>> BEGIN PROVIDED RECORDS

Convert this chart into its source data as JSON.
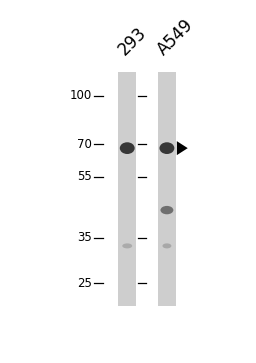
{
  "background_color": "#ffffff",
  "fig_width": 2.56,
  "fig_height": 3.63,
  "dpi": 100,
  "mw_markers": [
    100,
    70,
    55,
    35,
    25
  ],
  "mw_labels": [
    "100 -",
    "70 -",
    "55 -",
    "35 -",
    "25 -"
  ],
  "lane_labels": [
    "293",
    "A549"
  ],
  "lane_label_rotation": 45,
  "lane_bg_color": "#cecece",
  "band_color": "#222222",
  "arrow_color": "#111111",
  "label_fontsize": 10,
  "mw_fontsize": 8.5,
  "lane_label_fontsize": 12
}
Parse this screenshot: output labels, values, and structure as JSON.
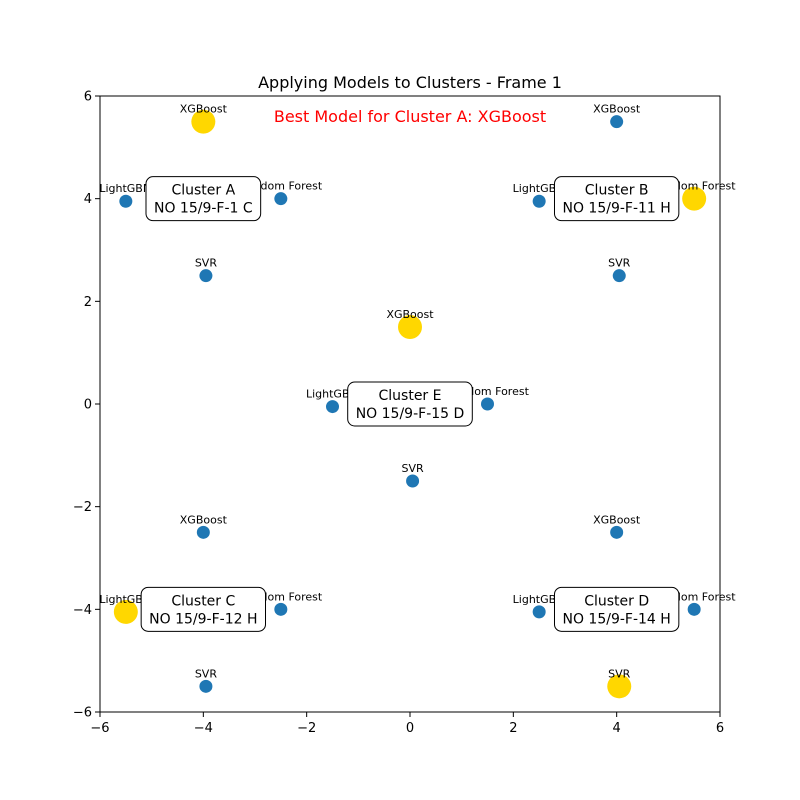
{
  "chart_data": {
    "type": "scatter",
    "title": "Applying Models to Clusters - Frame 1",
    "annotation": "Best Model for Cluster A: XGBoost",
    "xlim": [
      -6,
      6
    ],
    "ylim": [
      -6,
      6
    ],
    "xticks": [
      -6,
      -4,
      -2,
      0,
      2,
      4,
      6
    ],
    "yticks": [
      -6,
      -4,
      -2,
      0,
      2,
      4,
      6
    ],
    "xtick_labels": [
      "−6",
      "−4",
      "−2",
      "0",
      "2",
      "4",
      "6"
    ],
    "ytick_labels": [
      "−6",
      "−4",
      "−2",
      "0",
      "2",
      "4",
      "6"
    ],
    "grid": false,
    "colors": {
      "default": "#1f77b4",
      "best": "#ffd700",
      "annotation": "#ff0000"
    },
    "clusters": [
      {
        "name": "Cluster A",
        "well": "NO 15/9-F-1 C",
        "x": -4.0,
        "y": 4.0
      },
      {
        "name": "Cluster B",
        "well": "NO 15/9-F-11 H",
        "x": 4.0,
        "y": 4.0
      },
      {
        "name": "Cluster C",
        "well": "NO 15/9-F-12 H",
        "x": -4.0,
        "y": -4.0
      },
      {
        "name": "Cluster D",
        "well": "NO 15/9-F-14 H",
        "x": 4.0,
        "y": -4.0
      },
      {
        "name": "Cluster E",
        "well": "NO 15/9-F-15 D",
        "x": 0.0,
        "y": 0.0
      }
    ],
    "points": [
      {
        "model": "XGBoost",
        "x": -4.0,
        "y": 5.5,
        "best": true
      },
      {
        "model": "LightGBM",
        "x": -5.5,
        "y": 3.95,
        "best": false
      },
      {
        "model": "Random Forest",
        "x": -2.5,
        "y": 4.0,
        "best": false
      },
      {
        "model": "SVR",
        "x": -3.95,
        "y": 2.5,
        "best": false
      },
      {
        "model": "XGBoost",
        "x": 4.0,
        "y": 5.5,
        "best": false
      },
      {
        "model": "LightGBM",
        "x": 2.5,
        "y": 3.95,
        "best": false
      },
      {
        "model": "Random Forest",
        "x": 5.5,
        "y": 4.0,
        "best": true
      },
      {
        "model": "SVR",
        "x": 4.05,
        "y": 2.5,
        "best": false
      },
      {
        "model": "XGBoost",
        "x": -4.0,
        "y": -2.5,
        "best": false
      },
      {
        "model": "LightGBM",
        "x": -5.5,
        "y": -4.05,
        "best": true
      },
      {
        "model": "Random Forest",
        "x": -2.5,
        "y": -4.0,
        "best": false
      },
      {
        "model": "SVR",
        "x": -3.95,
        "y": -5.5,
        "best": false
      },
      {
        "model": "XGBoost",
        "x": 4.0,
        "y": -2.5,
        "best": false
      },
      {
        "model": "LightGBM",
        "x": 2.5,
        "y": -4.05,
        "best": false
      },
      {
        "model": "Random Forest",
        "x": 5.5,
        "y": -4.0,
        "best": false
      },
      {
        "model": "SVR",
        "x": 4.05,
        "y": -5.5,
        "best": true
      },
      {
        "model": "XGBoost",
        "x": 0.0,
        "y": 1.5,
        "best": true
      },
      {
        "model": "LightGBM",
        "x": -1.5,
        "y": -0.05,
        "best": false
      },
      {
        "model": "Random Forest",
        "x": 1.5,
        "y": 0.0,
        "best": false
      },
      {
        "model": "SVR",
        "x": 0.05,
        "y": -1.5,
        "best": false
      }
    ]
  }
}
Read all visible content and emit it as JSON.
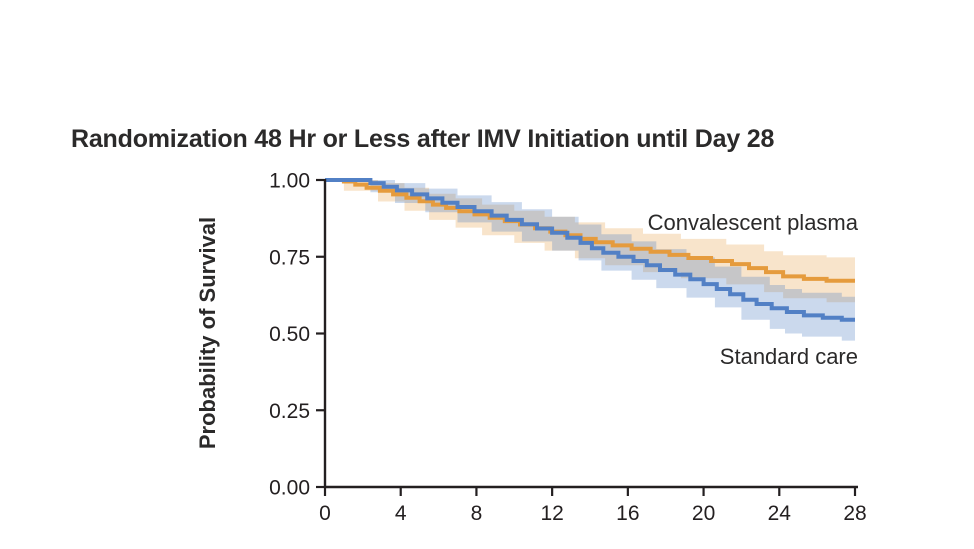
{
  "figure": {
    "title": "Randomization 48 Hr or Less after IMV Initiation until Day 28",
    "background_color": "#ffffff",
    "text_color": "#231f20",
    "axis_color": "#231f20"
  },
  "chart_data": {
    "type": "line",
    "variant": "kaplan_meier_step_curves_with_confidence_bands",
    "title": "Randomization 48 Hr or Less after IMV Initiation until Day 28",
    "xlabel": "",
    "ylabel": "Probability of Survival",
    "xlim": [
      0,
      28
    ],
    "ylim": [
      0.0,
      1.0
    ],
    "x_ticks": [
      "0",
      "4",
      "8",
      "12",
      "16",
      "20",
      "24",
      "28"
    ],
    "x_tick_values": [
      0,
      4,
      8,
      12,
      16,
      20,
      24,
      28
    ],
    "y_ticks": [
      "1.00",
      "0.75",
      "0.50",
      "0.25",
      "0.00"
    ],
    "y_tick_values": [
      1.0,
      0.75,
      0.5,
      0.25,
      0.0
    ],
    "grid": false,
    "legend_position": "inline-annotations-right",
    "series": [
      {
        "name": "Convalescent plasma",
        "color": "#e59b3d",
        "band_color": "rgba(229,155,61,0.27)",
        "end_value": 0.67,
        "steps": [
          [
            0,
            1.0
          ],
          [
            1.0,
            0.995
          ],
          [
            1.6,
            0.985
          ],
          [
            2.2,
            0.975
          ],
          [
            2.9,
            0.965
          ],
          [
            3.6,
            0.953
          ],
          [
            4.3,
            0.942
          ],
          [
            5.0,
            0.931
          ],
          [
            5.7,
            0.92
          ],
          [
            6.4,
            0.909
          ],
          [
            7.1,
            0.898
          ],
          [
            7.9,
            0.888
          ],
          [
            8.7,
            0.877
          ],
          [
            9.5,
            0.866
          ],
          [
            10.3,
            0.855
          ],
          [
            11.1,
            0.843
          ],
          [
            11.9,
            0.832
          ],
          [
            12.7,
            0.82
          ],
          [
            13.5,
            0.808
          ],
          [
            14.3,
            0.797
          ],
          [
            15.2,
            0.787
          ],
          [
            16.2,
            0.776
          ],
          [
            17.2,
            0.766
          ],
          [
            18.2,
            0.756
          ],
          [
            19.2,
            0.746
          ],
          [
            20.4,
            0.736
          ],
          [
            21.5,
            0.726
          ],
          [
            22.4,
            0.713
          ],
          [
            23.3,
            0.7
          ],
          [
            24.2,
            0.686
          ],
          [
            25.3,
            0.678
          ],
          [
            26.5,
            0.672
          ]
        ],
        "band": [
          [
            0,
            1.0,
            1.0
          ],
          [
            1.0,
            0.965,
            1.0
          ],
          [
            2.8,
            0.93,
            0.99
          ],
          [
            4.2,
            0.9,
            0.975
          ],
          [
            5.5,
            0.87,
            0.955
          ],
          [
            6.9,
            0.845,
            0.94
          ],
          [
            8.3,
            0.82,
            0.92
          ],
          [
            10.0,
            0.795,
            0.9
          ],
          [
            11.6,
            0.77,
            0.88
          ],
          [
            13.2,
            0.745,
            0.862
          ],
          [
            14.8,
            0.722,
            0.843
          ],
          [
            16.8,
            0.7,
            0.825
          ],
          [
            18.8,
            0.68,
            0.808
          ],
          [
            21.2,
            0.66,
            0.79
          ],
          [
            23.2,
            0.635,
            0.768
          ],
          [
            24.2,
            0.615,
            0.755
          ],
          [
            26.5,
            0.602,
            0.748
          ]
        ]
      },
      {
        "name": "Standard care",
        "color": "#5280c5",
        "band_color": "rgba(82,128,197,0.30)",
        "end_value": 0.54,
        "steps": [
          [
            0,
            1.0
          ],
          [
            2.4,
            0.99
          ],
          [
            3.1,
            0.978
          ],
          [
            3.8,
            0.966
          ],
          [
            4.6,
            0.953
          ],
          [
            5.4,
            0.94
          ],
          [
            6.2,
            0.926
          ],
          [
            7.0,
            0.912
          ],
          [
            7.9,
            0.898
          ],
          [
            8.8,
            0.884
          ],
          [
            9.6,
            0.87
          ],
          [
            10.4,
            0.856
          ],
          [
            11.2,
            0.842
          ],
          [
            12.0,
            0.828
          ],
          [
            12.8,
            0.812
          ],
          [
            13.5,
            0.795
          ],
          [
            14.1,
            0.778
          ],
          [
            14.7,
            0.763
          ],
          [
            15.5,
            0.75
          ],
          [
            16.3,
            0.736
          ],
          [
            17.0,
            0.722
          ],
          [
            17.7,
            0.707
          ],
          [
            18.5,
            0.692
          ],
          [
            19.3,
            0.677
          ],
          [
            20.0,
            0.661
          ],
          [
            20.7,
            0.645
          ],
          [
            21.4,
            0.628
          ],
          [
            22.1,
            0.61
          ],
          [
            22.8,
            0.596
          ],
          [
            23.6,
            0.582
          ],
          [
            24.4,
            0.57
          ],
          [
            25.3,
            0.559
          ],
          [
            26.3,
            0.551
          ],
          [
            27.3,
            0.545
          ]
        ],
        "band": [
          [
            0,
            1.0,
            1.0
          ],
          [
            2.4,
            0.96,
            1.0
          ],
          [
            3.7,
            0.925,
            0.99
          ],
          [
            5.3,
            0.895,
            0.972
          ],
          [
            7.0,
            0.862,
            0.95
          ],
          [
            8.8,
            0.832,
            0.928
          ],
          [
            10.4,
            0.8,
            0.905
          ],
          [
            12.0,
            0.77,
            0.88
          ],
          [
            13.4,
            0.738,
            0.855
          ],
          [
            14.6,
            0.705,
            0.823
          ],
          [
            16.2,
            0.675,
            0.8
          ],
          [
            17.5,
            0.648,
            0.775
          ],
          [
            19.1,
            0.617,
            0.748
          ],
          [
            20.6,
            0.585,
            0.718
          ],
          [
            22.0,
            0.545,
            0.685
          ],
          [
            23.5,
            0.515,
            0.658
          ],
          [
            24.3,
            0.5,
            0.645
          ],
          [
            25.2,
            0.49,
            0.633
          ],
          [
            27.3,
            0.477,
            0.62
          ]
        ]
      }
    ]
  }
}
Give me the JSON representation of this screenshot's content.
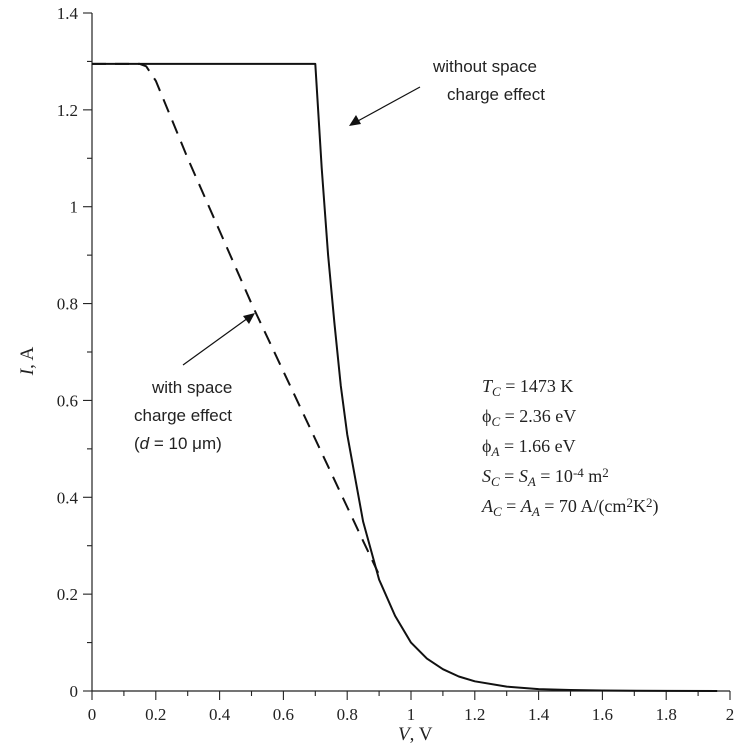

>> END PROVIDED RECORDS

§ **STATED EXERCISE**
Extract lines where the string "content" occurs.

§ **REPLY TO THE TASK**
Read all visible content and emit it as JSON.
Give me the JSON representation of this screenshot's content.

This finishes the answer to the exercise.